- Short task:
Lines holding the string "ylabel" are the ones to copy; find them all in the data.
#####
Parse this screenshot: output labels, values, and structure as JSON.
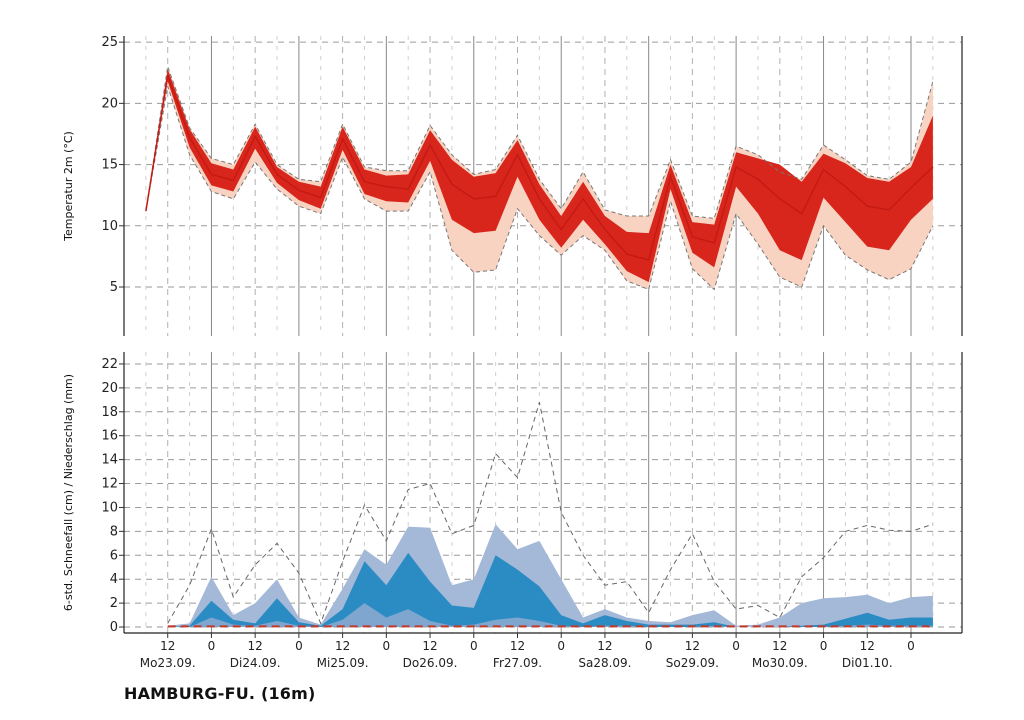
{
  "station": "HAMBURG-FU. (16m)",
  "colors": {
    "temp_outer": "#f9d3c2",
    "temp_mid": "#f38c6e",
    "temp_inner": "#d9261c",
    "temp_median": "#c51a14",
    "prec_outer": "#a4b8d8",
    "prec_inner": "#2b8cc4",
    "prec_median": "#c0392b"
  },
  "chart_data": [
    {
      "type": "area",
      "name": "temperature",
      "ylabel": "Temperatur 2m (°C)",
      "ylim": [
        1,
        25.5
      ],
      "yticks": [
        5,
        10,
        15,
        20,
        25
      ],
      "x_unit": "hours since Mo23.09. 00 UTC",
      "x": [
        6,
        12,
        18,
        24,
        30,
        36,
        42,
        48,
        54,
        60,
        66,
        72,
        78,
        84,
        90,
        96,
        102,
        108,
        114,
        120,
        126,
        132,
        138,
        144,
        150,
        156,
        162,
        168,
        174,
        180,
        186,
        192,
        198,
        204,
        210,
        216,
        222
      ],
      "series": [
        {
          "name": "max",
          "values": [
            11.2,
            23.0,
            18.0,
            15.5,
            15.0,
            18.3,
            15.0,
            13.8,
            13.6,
            18.3,
            14.8,
            14.5,
            14.5,
            18.2,
            15.8,
            14.2,
            14.6,
            17.4,
            13.8,
            11.4,
            14.4,
            11.3,
            10.8,
            10.8,
            15.4,
            10.8,
            10.6,
            16.5,
            15.8,
            14.4,
            13.8,
            16.6,
            15.4,
            14.1,
            13.8,
            15.2,
            21.8
          ]
        },
        {
          "name": "p75",
          "values": [
            11.2,
            22.6,
            17.6,
            14.8,
            14.2,
            17.8,
            14.6,
            13.4,
            12.8,
            17.8,
            14.3,
            13.8,
            13.8,
            17.4,
            15.0,
            13.8,
            14.0,
            16.7,
            13.0,
            10.4,
            13.0,
            10.4,
            8.5,
            8.3,
            14.6,
            9.8,
            9.6,
            15.5,
            14.9,
            14.6,
            13.2,
            15.3,
            14.8,
            13.7,
            13.4,
            14.2,
            16.5
          ]
        },
        {
          "name": "p25",
          "values": [
            11.2,
            22.0,
            16.8,
            13.6,
            13.2,
            16.8,
            13.8,
            12.4,
            11.7,
            16.5,
            13.0,
            12.6,
            12.3,
            15.8,
            11.8,
            10.6,
            10.8,
            14.8,
            11.4,
            9.0,
            11.5,
            9.0,
            7.0,
            6.2,
            13.5,
            8.5,
            7.6,
            14.0,
            12.8,
            9.8,
            8.8,
            13.8,
            11.6,
            9.6,
            9.2,
            12.0,
            13.0
          ]
        },
        {
          "name": "min",
          "values": [
            11.2,
            21.4,
            15.8,
            12.8,
            12.2,
            15.2,
            13.0,
            11.6,
            11.0,
            15.6,
            12.2,
            11.2,
            11.2,
            14.4,
            8.0,
            6.2,
            6.4,
            11.4,
            9.2,
            7.6,
            9.2,
            8.0,
            5.5,
            4.8,
            12.0,
            6.5,
            4.8,
            11.0,
            8.5,
            5.8,
            5.0,
            10.0,
            7.6,
            6.4,
            5.6,
            6.5,
            10.0
          ]
        },
        {
          "name": "q-lo",
          "values": [
            11.2,
            21.8,
            16.4,
            13.3,
            12.8,
            16.3,
            13.5,
            12.1,
            11.4,
            16.2,
            12.6,
            12.0,
            11.9,
            15.3,
            10.5,
            9.4,
            9.6,
            14.0,
            10.5,
            8.2,
            10.5,
            8.5,
            6.3,
            5.4,
            13.0,
            7.8,
            6.6,
            13.2,
            11.0,
            8.0,
            7.2,
            12.3,
            10.3,
            8.3,
            8.0,
            10.5,
            12.2
          ]
        },
        {
          "name": "q-hi",
          "values": [
            11.2,
            22.8,
            17.9,
            15.1,
            14.6,
            18.1,
            14.8,
            13.6,
            13.2,
            18.1,
            14.6,
            14.1,
            14.2,
            17.8,
            15.4,
            14.0,
            14.3,
            17.0,
            13.4,
            10.8,
            13.6,
            10.8,
            9.5,
            9.4,
            15.0,
            10.3,
            10.1,
            16.0,
            15.5,
            15.0,
            13.6,
            15.9,
            15.1,
            13.9,
            13.6,
            14.8,
            19.0
          ]
        },
        {
          "name": "median",
          "values": [
            11.2,
            22.3,
            17.2,
            14.2,
            13.7,
            17.3,
            14.2,
            12.9,
            12.3,
            17.1,
            13.6,
            13.2,
            13.0,
            16.6,
            13.4,
            12.2,
            12.4,
            15.8,
            12.2,
            9.7,
            12.2,
            9.7,
            7.7,
            7.2,
            14.0,
            9.1,
            8.6,
            14.8,
            13.8,
            12.2,
            11.0,
            14.6,
            13.2,
            11.6,
            11.3,
            13.1,
            14.8
          ]
        }
      ]
    },
    {
      "type": "area",
      "name": "precipitation",
      "ylabel": "6-std. Schneefall (cm) / Niederschlag (mm)",
      "ylim": [
        -0.5,
        23
      ],
      "yticks": [
        0,
        2,
        4,
        6,
        8,
        10,
        12,
        14,
        16,
        18,
        20,
        22
      ],
      "x_unit": "hours since Mo23.09. 00 UTC",
      "x": [
        12,
        18,
        24,
        30,
        36,
        42,
        48,
        54,
        60,
        66,
        72,
        78,
        84,
        90,
        96,
        102,
        108,
        114,
        120,
        126,
        132,
        138,
        144,
        150,
        156,
        162,
        168,
        174,
        180,
        186,
        192,
        198,
        204,
        210,
        216,
        222
      ],
      "series": [
        {
          "name": "max",
          "values": [
            0.3,
            3.5,
            8.2,
            2.5,
            5.2,
            7.0,
            4.5,
            0.3,
            5.5,
            10.2,
            7.2,
            11.5,
            12.0,
            7.8,
            8.5,
            14.5,
            12.5,
            18.8,
            9.6,
            6.0,
            3.5,
            3.8,
            1.2,
            4.8,
            7.8,
            3.8,
            1.5,
            1.8,
            0.8,
            4.2,
            5.8,
            8.0,
            8.5,
            8.1,
            8.0,
            8.6
          ]
        },
        {
          "name": "p90",
          "values": [
            0.1,
            0.3,
            4.2,
            1.0,
            2.0,
            4.0,
            0.8,
            0.2,
            3.2,
            6.5,
            5.2,
            8.4,
            8.3,
            3.5,
            4.0,
            8.6,
            6.5,
            7.2,
            4.0,
            0.8,
            1.5,
            0.8,
            0.5,
            0.4,
            1.0,
            1.4,
            0.1,
            0.2,
            0.8,
            2.0,
            2.4,
            2.5,
            2.7,
            2.0,
            2.5,
            2.6
          ]
        },
        {
          "name": "p75",
          "values": [
            0.0,
            0.1,
            2.2,
            0.6,
            0.3,
            2.4,
            0.4,
            0.1,
            1.5,
            5.5,
            3.5,
            6.2,
            3.8,
            1.8,
            1.6,
            6.0,
            4.8,
            3.4,
            1.0,
            0.3,
            1.0,
            0.5,
            0.2,
            0.2,
            0.2,
            0.4,
            0.0,
            0.0,
            0.0,
            0.1,
            0.2,
            0.7,
            1.2,
            0.6,
            0.8,
            0.8
          ]
        },
        {
          "name": "p25",
          "values": [
            0.0,
            0.0,
            0.8,
            0.2,
            0.1,
            0.5,
            0.1,
            0.0,
            0.6,
            2.0,
            0.8,
            1.5,
            0.5,
            0.1,
            0.2,
            0.6,
            0.8,
            0.5,
            0.1,
            0.0,
            0.1,
            0.1,
            0.0,
            0.0,
            0.0,
            0.1,
            0.0,
            0.0,
            0.0,
            0.0,
            0.0,
            0.1,
            0.2,
            0.1,
            0.1,
            0.1
          ]
        },
        {
          "name": "median",
          "values": [
            0.05,
            0.05,
            0.05,
            0.05,
            0.05,
            0.05,
            0.05,
            0.05,
            0.05,
            0.05,
            0.05,
            0.05,
            0.05,
            0.05,
            0.05,
            0.05,
            0.05,
            0.05,
            0.05,
            0.05,
            0.05,
            0.05,
            0.05,
            0.05,
            0.05,
            0.05,
            0.05,
            0.05,
            0.05,
            0.05,
            0.05,
            0.05,
            0.05,
            0.05,
            0.05,
            0.05
          ]
        }
      ]
    }
  ],
  "x_axis": {
    "hour_labels": [
      {
        "t": 12,
        "label": "12"
      },
      {
        "t": 24,
        "label": "0"
      },
      {
        "t": 36,
        "label": "12"
      },
      {
        "t": 48,
        "label": "0"
      },
      {
        "t": 60,
        "label": "12"
      },
      {
        "t": 72,
        "label": "0"
      },
      {
        "t": 84,
        "label": "12"
      },
      {
        "t": 96,
        "label": "0"
      },
      {
        "t": 108,
        "label": "12"
      },
      {
        "t": 120,
        "label": "0"
      },
      {
        "t": 132,
        "label": "12"
      },
      {
        "t": 144,
        "label": "0"
      },
      {
        "t": 156,
        "label": "12"
      },
      {
        "t": 168,
        "label": "0"
      },
      {
        "t": 180,
        "label": "12"
      },
      {
        "t": 192,
        "label": "0"
      },
      {
        "t": 204,
        "label": "12"
      },
      {
        "t": 216,
        "label": "0"
      }
    ],
    "day_labels": [
      {
        "t": 12,
        "label": "Mo23.09."
      },
      {
        "t": 36,
        "label": "Di24.09."
      },
      {
        "t": 60,
        "label": "Mi25.09."
      },
      {
        "t": 84,
        "label": "Do26.09."
      },
      {
        "t": 108,
        "label": "Fr27.09."
      },
      {
        "t": 132,
        "label": "Sa28.09."
      },
      {
        "t": 156,
        "label": "So29.09."
      },
      {
        "t": 180,
        "label": "Mo30.09."
      },
      {
        "t": 204,
        "label": "Di01.10."
      }
    ],
    "range": [
      0,
      230
    ]
  }
}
#####
- Written response:
      "ylabel": "Temperatur 2m (°C)",
      "ylabel": "6-std. Schneefall (cm) / Niederschlag (mm)",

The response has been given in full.